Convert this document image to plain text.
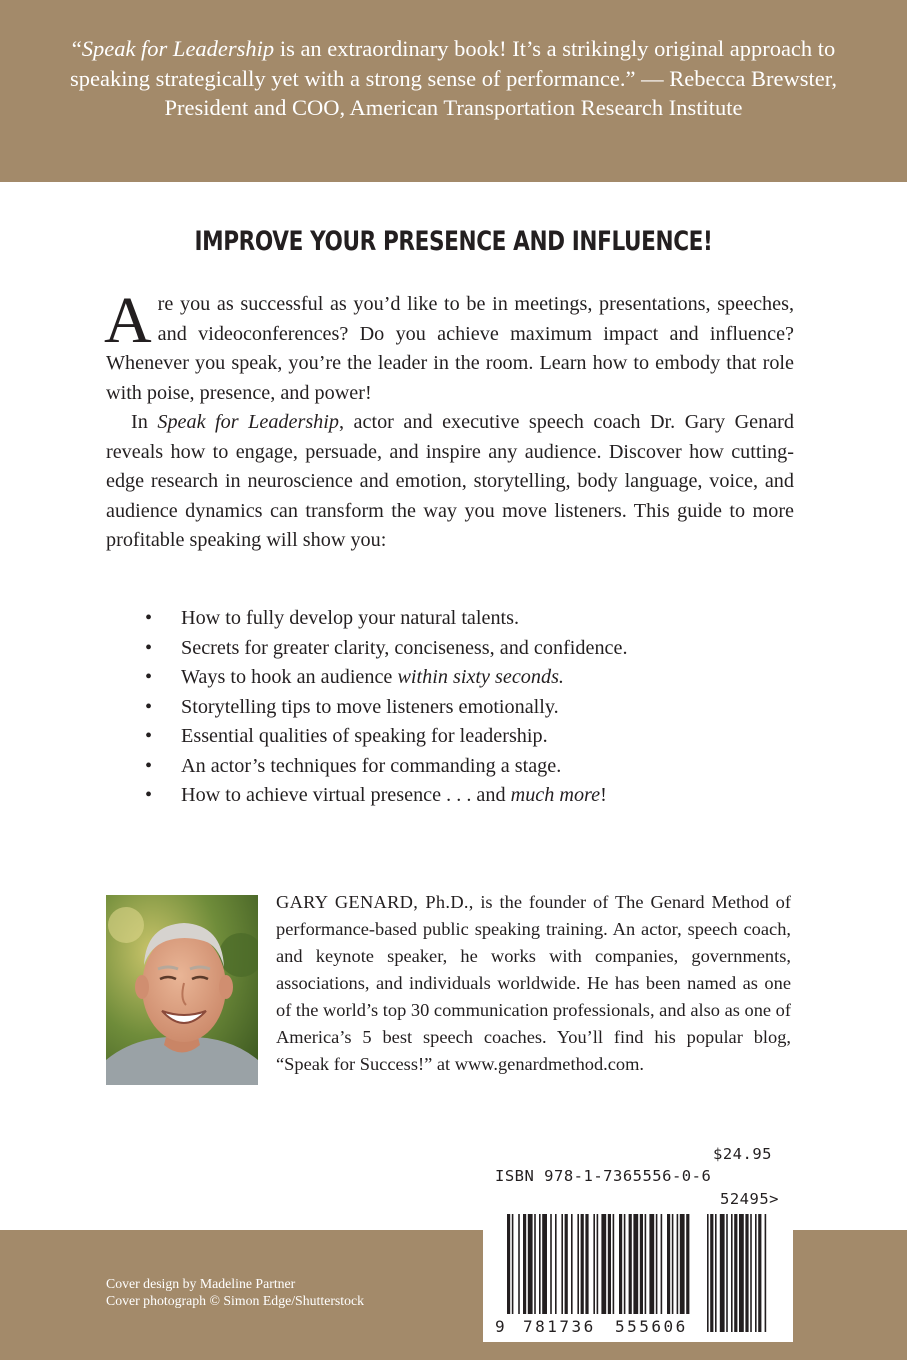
“Speak for Leadership is an extraordinary book! It’s a strikingly original approach to speaking strategically yet with a strong sense of performance.” — Rebecca Brewster, President and COO, American Transportation Research Institute
IMPROVE YOUR PRESENCE AND INFLUENCE!

Are you as successful as you’d like to be in meetings, presentations, speeches, and videoconferences? Do you achieve maximum impact and influence? Whenever you speak, you’re the leader in the room. Learn how to embody that role with poise, presence, and power!

In Speak for Leadership, actor and executive speech coach Dr. Gary Genard reveals how to engage, persuade, and inspire any audience. Discover how cutting-edge research in neuroscience and emotion, storytelling, body language, voice, and audience dynamics can transform the way you move listeners. This guide to more profitable speaking will show you:

• How to fully develop your natural talents.
• Secrets for greater clarity, conciseness, and confidence.
• Ways to hook an audience within sixty seconds.
• Storytelling tips to move listeners emotionally.
• Essential qualities of speaking for leadership.
• An actor’s techniques for commanding a stage.
• How to achieve virtual presence . . . and much more!
GARY GENARD, Ph.D., is the founder of The Genard Method of performance-based public speaking training. An actor, speech coach, and keynote speaker, he works with companies, governments, associations, and individuals worldwide. He has been named as one of the world’s top 30 communication professionals, and also as one of America’s 5 best speech coaches. You’ll find his popular blog, “Speak for Success!” at www.genardmethod.com.
Cover design by Madeline Partner
Cover photograph © Simon Edge/Shutterstock
$24.95
ISBN 978-1-7365556-0-6
52495>
9 781736 555606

┄┄┄┄┄┄┄┄┄┄┄┄┄┄┄┄┄┄┄┄

▸ **Requirement**: Pick each line holding the word "achieve" out of the data and copy it.

▸ **Exercise result**:
Are you as successful as you’d like to be in meetings, presentations, speeches, and videoconferences? Do you achieve maximum impact and influence? Whenever you speak, you’re the leader in the room. Learn how to embody that role with poise, presence, and power!
• How to achieve virtual presence . . . and much more!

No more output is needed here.